### Task instructions
Scan the data beneath this task and copy each line that includes "села".

##### The data #####

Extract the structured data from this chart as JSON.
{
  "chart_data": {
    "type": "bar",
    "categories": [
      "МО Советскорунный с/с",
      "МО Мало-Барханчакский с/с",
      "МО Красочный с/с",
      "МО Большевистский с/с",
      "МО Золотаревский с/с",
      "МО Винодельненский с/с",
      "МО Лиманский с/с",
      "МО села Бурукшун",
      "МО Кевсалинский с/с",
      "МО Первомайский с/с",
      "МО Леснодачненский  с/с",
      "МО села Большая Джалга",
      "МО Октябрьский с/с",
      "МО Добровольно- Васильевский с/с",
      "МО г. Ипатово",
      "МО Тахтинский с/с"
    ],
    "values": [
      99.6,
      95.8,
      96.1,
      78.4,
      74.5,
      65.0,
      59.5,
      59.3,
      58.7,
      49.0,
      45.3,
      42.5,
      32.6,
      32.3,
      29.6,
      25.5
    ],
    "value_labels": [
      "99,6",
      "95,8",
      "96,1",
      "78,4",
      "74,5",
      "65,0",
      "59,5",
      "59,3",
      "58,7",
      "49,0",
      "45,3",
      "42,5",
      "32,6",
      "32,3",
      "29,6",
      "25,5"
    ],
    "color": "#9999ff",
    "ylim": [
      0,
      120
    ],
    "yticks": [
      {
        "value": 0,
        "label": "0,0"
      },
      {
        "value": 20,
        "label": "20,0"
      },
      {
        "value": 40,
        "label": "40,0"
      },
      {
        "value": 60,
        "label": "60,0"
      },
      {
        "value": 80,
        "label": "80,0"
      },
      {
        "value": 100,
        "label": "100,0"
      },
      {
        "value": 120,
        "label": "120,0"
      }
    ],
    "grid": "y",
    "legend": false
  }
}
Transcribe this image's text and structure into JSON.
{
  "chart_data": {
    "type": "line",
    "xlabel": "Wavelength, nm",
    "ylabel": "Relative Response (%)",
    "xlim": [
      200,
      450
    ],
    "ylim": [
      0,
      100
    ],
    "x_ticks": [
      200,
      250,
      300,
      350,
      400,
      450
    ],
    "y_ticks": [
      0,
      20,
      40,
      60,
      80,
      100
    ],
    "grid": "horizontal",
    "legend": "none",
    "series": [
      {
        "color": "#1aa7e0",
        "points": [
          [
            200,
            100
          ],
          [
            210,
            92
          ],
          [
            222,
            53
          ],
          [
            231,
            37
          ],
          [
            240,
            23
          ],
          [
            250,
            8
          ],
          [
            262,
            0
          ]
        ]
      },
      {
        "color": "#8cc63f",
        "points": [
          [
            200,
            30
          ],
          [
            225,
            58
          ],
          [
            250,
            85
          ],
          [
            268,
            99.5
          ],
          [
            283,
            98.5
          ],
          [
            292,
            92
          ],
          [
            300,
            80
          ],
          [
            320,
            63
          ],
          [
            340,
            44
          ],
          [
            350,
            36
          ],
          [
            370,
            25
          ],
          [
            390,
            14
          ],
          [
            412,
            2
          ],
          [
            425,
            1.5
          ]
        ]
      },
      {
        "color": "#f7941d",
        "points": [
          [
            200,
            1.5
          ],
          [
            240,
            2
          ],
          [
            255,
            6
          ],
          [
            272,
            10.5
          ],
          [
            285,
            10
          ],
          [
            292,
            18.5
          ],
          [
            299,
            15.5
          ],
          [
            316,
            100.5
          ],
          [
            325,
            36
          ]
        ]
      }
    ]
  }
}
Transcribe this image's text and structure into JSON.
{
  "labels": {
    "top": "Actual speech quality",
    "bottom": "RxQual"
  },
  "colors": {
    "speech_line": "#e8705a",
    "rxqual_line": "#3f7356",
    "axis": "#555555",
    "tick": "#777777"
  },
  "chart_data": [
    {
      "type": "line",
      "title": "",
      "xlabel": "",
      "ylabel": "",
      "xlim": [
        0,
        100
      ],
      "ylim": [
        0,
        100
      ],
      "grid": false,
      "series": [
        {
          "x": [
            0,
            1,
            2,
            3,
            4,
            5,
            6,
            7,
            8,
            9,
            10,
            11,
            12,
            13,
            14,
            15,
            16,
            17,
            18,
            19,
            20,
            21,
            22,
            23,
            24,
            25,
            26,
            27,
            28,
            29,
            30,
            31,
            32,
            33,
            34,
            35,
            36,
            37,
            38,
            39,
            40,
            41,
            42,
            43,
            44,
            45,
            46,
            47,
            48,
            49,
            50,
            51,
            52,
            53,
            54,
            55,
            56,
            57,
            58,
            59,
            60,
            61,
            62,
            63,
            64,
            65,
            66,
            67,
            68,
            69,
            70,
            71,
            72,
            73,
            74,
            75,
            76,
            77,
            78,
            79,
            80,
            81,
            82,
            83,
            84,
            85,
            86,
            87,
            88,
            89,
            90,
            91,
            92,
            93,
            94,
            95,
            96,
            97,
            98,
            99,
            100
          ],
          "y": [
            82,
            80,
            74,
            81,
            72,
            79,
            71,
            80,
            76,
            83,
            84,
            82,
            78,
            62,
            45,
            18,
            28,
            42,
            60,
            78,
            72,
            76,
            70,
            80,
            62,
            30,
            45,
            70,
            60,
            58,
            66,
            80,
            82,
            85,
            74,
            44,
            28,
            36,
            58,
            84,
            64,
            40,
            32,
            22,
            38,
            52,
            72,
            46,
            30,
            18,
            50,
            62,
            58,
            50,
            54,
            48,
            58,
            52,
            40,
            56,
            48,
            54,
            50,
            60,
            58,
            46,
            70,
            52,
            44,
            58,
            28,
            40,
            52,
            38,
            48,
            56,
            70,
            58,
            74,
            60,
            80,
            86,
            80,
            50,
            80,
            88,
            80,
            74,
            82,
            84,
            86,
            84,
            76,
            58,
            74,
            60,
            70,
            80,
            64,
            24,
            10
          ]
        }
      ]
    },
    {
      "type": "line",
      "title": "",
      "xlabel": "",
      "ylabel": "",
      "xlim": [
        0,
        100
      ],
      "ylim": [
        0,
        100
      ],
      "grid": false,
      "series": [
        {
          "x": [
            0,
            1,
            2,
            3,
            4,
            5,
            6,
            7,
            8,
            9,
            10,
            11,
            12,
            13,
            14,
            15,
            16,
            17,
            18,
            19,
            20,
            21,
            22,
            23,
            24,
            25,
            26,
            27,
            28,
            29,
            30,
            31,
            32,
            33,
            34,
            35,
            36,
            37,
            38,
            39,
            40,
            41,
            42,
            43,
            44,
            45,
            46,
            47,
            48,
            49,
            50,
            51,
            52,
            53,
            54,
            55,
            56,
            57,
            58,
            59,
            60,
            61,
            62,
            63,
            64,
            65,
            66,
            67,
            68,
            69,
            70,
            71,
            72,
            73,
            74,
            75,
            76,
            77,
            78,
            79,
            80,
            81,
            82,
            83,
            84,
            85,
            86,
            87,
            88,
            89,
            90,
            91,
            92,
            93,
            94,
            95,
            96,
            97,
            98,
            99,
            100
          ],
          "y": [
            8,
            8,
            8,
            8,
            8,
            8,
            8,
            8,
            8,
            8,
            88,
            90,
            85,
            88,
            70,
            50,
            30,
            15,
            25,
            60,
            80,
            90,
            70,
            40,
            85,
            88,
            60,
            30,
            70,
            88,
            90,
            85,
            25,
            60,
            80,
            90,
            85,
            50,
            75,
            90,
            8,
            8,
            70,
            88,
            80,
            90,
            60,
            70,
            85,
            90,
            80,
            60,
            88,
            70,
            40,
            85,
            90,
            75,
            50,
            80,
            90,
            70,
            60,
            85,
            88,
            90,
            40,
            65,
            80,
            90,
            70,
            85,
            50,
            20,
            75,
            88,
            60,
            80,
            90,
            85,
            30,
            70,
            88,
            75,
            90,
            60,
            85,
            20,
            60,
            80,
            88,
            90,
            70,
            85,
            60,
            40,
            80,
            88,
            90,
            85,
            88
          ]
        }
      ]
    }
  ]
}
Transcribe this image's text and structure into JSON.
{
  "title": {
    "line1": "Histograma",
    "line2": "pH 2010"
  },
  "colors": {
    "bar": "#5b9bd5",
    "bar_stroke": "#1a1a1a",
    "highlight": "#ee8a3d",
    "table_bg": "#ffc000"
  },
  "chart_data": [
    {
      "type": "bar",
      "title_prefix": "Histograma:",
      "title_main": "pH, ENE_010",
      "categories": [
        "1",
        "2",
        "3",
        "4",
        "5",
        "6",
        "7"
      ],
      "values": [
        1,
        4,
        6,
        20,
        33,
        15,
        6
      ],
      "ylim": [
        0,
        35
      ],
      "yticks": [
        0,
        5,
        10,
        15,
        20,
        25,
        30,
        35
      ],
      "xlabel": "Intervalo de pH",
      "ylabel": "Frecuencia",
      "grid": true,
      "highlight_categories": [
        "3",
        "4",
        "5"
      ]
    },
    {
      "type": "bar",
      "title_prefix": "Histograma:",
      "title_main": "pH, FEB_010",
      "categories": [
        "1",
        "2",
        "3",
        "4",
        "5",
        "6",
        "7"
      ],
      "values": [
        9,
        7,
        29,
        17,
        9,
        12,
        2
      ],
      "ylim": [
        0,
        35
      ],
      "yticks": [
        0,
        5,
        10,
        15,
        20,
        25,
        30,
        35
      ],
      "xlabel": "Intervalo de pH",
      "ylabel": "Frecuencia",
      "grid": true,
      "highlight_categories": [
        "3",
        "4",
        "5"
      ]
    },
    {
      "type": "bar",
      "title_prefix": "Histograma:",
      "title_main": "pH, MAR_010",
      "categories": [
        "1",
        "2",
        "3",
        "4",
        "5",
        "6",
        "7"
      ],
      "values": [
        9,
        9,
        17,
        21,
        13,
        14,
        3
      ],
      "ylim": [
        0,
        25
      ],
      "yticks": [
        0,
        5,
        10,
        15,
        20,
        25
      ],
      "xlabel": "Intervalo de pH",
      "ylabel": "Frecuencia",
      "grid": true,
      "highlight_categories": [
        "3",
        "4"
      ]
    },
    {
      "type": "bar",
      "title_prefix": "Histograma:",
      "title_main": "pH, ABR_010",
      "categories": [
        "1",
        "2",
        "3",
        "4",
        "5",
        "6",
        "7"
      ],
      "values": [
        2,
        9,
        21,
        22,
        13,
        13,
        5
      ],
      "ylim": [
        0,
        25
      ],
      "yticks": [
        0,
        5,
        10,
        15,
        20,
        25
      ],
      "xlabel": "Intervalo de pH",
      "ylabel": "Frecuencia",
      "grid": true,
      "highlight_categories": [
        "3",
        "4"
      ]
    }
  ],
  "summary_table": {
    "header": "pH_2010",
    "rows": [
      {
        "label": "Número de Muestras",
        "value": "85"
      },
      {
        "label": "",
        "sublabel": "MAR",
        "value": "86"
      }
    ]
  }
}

#####

### Result of this exercise
      "МО села Бурукшун",
      "МО села Большая Джалга",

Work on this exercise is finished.